Collection entries:
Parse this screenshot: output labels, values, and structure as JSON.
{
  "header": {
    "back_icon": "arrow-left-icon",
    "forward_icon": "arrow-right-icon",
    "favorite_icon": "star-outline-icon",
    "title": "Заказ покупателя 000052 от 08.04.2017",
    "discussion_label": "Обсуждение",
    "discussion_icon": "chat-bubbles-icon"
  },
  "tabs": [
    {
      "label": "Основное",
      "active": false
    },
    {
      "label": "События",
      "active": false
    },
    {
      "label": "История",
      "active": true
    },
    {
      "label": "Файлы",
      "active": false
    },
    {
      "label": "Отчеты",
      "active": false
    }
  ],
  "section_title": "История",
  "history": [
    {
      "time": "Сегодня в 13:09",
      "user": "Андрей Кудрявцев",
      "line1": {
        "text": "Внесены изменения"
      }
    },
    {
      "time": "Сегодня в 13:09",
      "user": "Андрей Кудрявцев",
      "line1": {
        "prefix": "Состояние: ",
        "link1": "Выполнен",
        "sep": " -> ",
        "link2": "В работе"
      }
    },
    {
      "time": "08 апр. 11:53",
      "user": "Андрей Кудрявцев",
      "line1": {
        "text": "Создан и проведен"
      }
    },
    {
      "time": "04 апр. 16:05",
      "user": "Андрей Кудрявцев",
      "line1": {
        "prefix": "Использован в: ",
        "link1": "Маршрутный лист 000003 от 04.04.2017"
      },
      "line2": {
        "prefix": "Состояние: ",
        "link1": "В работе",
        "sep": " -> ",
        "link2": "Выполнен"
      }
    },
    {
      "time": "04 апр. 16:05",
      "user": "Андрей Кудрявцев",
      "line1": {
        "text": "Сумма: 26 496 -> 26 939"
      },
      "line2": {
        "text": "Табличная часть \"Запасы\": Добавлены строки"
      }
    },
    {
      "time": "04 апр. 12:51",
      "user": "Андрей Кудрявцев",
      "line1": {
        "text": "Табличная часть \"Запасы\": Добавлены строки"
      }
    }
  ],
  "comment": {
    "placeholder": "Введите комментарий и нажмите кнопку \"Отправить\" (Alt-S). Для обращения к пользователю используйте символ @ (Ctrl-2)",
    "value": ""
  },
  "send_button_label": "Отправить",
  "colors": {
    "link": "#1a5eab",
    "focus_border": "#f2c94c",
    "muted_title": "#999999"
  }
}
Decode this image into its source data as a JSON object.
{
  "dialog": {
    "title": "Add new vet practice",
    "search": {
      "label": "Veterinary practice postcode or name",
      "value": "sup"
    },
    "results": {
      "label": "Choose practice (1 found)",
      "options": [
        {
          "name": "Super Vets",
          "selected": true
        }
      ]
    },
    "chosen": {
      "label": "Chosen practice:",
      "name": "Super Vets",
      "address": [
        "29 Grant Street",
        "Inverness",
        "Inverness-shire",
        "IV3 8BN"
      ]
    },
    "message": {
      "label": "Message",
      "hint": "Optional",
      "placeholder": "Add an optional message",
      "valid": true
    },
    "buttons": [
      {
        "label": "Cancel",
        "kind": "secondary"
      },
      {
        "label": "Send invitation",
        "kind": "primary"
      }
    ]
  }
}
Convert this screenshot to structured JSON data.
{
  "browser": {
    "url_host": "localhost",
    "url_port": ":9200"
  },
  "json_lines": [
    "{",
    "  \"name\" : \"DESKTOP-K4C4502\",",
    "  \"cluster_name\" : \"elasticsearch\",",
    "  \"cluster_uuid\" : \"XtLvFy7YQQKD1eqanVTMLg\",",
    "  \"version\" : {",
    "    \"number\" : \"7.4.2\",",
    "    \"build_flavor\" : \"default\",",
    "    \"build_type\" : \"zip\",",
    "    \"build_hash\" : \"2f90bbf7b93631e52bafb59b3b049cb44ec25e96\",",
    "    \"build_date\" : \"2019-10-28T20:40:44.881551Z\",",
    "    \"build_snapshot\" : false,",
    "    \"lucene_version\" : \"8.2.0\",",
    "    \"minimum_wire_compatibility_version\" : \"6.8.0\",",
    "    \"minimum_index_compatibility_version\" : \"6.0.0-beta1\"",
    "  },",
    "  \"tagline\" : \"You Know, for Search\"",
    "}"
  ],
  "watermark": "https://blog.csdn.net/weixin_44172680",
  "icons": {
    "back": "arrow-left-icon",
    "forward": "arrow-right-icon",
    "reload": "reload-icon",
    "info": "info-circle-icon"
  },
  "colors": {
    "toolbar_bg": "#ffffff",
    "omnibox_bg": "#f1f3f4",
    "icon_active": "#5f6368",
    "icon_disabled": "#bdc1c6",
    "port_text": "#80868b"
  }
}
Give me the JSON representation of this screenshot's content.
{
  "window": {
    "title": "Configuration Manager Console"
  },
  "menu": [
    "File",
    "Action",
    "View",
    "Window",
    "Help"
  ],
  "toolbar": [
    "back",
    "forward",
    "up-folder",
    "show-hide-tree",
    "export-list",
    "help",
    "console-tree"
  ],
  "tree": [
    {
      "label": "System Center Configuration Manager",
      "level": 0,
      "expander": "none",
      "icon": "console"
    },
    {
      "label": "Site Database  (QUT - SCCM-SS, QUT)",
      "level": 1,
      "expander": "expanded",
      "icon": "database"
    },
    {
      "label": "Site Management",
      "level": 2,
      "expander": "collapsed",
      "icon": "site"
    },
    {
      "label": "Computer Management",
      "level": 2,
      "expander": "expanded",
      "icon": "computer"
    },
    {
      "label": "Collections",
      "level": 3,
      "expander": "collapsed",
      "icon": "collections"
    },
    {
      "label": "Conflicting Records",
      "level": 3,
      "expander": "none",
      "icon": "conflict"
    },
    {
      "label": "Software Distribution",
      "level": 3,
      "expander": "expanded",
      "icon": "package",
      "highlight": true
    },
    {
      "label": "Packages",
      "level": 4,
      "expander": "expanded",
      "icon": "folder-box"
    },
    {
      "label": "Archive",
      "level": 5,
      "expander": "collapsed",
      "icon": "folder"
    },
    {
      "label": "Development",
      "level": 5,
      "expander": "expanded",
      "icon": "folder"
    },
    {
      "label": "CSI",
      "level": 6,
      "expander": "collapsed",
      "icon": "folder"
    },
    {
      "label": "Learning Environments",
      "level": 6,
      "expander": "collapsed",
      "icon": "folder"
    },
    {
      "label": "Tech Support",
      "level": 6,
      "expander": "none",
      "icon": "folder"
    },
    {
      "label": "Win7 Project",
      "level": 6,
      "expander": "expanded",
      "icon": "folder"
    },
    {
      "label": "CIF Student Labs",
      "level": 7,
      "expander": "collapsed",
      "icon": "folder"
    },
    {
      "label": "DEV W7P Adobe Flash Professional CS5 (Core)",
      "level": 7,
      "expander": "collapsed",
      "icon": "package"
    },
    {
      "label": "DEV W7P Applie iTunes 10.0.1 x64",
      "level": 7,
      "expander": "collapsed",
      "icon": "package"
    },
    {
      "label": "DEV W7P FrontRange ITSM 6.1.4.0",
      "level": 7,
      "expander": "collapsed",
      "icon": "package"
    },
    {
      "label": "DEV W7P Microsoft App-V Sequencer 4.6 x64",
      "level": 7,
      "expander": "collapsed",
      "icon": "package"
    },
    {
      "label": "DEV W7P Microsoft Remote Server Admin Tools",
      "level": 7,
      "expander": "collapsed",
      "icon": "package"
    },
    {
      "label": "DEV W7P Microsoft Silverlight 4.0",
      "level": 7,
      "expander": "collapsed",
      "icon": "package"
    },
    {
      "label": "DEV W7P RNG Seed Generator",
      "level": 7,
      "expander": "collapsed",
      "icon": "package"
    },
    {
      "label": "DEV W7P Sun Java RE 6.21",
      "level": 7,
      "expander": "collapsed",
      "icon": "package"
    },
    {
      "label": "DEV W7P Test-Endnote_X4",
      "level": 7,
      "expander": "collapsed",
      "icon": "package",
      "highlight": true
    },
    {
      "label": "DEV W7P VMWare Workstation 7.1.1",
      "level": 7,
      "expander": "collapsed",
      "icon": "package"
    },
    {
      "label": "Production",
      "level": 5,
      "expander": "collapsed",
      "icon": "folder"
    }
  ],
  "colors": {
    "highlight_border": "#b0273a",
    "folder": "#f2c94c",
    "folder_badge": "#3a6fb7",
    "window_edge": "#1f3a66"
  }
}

* _To do_
Using the records given above, list every line that includes the word "placeholder".

* _Written solution_
    "placeholder": "Введите комментарий и нажмите кнопку \"Отправить\" (Alt-S). Для обращения к пользователю используйте символ @ (Ctrl-2)",
      "placeholder": "Add an optional message",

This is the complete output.